Task description: Your task is to gather the lines below that hold the string "this".

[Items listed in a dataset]
*-*-*

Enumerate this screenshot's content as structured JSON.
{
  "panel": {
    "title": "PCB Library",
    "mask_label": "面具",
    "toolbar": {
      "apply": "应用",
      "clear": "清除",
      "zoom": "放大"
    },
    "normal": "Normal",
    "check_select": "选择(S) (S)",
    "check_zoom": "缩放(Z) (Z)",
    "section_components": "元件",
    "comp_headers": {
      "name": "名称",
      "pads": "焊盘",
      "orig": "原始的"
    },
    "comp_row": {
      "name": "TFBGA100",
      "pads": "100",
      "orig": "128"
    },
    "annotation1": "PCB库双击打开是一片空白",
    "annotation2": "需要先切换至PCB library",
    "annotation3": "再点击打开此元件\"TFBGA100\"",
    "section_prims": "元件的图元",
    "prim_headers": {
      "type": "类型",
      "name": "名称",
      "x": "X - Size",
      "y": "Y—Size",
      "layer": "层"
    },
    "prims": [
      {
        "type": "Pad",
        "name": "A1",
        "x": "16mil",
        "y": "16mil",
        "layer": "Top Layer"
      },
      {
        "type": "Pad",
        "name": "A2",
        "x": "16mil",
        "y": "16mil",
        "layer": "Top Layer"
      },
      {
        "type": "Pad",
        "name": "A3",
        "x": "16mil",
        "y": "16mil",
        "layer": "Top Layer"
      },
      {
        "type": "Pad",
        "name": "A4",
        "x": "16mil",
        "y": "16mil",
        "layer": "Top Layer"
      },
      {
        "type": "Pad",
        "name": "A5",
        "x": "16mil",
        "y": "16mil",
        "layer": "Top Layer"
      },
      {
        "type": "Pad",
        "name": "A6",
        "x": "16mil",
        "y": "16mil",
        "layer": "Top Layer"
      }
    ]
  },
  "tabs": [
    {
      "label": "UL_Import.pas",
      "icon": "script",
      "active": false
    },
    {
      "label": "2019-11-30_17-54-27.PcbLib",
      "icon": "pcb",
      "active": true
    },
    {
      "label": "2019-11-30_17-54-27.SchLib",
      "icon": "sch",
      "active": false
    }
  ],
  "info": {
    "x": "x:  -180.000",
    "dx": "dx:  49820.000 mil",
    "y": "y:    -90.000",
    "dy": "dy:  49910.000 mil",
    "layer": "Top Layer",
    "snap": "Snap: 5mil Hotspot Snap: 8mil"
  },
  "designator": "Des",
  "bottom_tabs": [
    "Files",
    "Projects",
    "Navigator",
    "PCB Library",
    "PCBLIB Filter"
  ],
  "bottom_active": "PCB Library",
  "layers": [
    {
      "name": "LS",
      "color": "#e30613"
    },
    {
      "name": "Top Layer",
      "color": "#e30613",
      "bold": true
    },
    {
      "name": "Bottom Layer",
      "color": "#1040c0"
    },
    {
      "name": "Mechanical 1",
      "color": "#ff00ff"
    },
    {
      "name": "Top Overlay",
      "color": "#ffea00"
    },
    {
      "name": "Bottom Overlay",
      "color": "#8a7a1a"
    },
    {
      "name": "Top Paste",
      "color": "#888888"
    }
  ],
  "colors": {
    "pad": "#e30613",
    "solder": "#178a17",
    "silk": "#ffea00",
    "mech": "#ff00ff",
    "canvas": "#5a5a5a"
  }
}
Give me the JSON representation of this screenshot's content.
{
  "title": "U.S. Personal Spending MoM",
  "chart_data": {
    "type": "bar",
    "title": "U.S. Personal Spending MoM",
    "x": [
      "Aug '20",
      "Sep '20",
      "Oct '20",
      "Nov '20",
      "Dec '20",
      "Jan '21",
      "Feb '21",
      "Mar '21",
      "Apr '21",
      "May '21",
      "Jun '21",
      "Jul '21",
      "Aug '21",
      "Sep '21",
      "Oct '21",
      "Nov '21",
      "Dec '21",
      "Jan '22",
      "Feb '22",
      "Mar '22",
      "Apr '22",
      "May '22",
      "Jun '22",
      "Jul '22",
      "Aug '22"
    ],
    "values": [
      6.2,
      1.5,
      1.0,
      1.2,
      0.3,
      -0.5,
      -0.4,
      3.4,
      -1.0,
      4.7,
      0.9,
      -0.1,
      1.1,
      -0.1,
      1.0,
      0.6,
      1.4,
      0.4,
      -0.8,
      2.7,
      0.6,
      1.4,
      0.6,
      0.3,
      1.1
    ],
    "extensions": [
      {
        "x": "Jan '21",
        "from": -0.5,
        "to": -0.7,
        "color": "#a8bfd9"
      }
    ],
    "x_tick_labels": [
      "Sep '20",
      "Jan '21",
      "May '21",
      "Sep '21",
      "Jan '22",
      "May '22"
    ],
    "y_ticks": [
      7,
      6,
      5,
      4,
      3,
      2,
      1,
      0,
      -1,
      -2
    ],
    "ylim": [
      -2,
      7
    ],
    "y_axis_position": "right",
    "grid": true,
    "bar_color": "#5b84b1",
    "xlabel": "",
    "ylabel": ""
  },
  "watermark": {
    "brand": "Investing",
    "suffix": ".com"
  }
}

*-*-*

Exercise output:
Enumerate this screenshot's content as structured JSON.
Give me the JSON representation of this screenshot's content.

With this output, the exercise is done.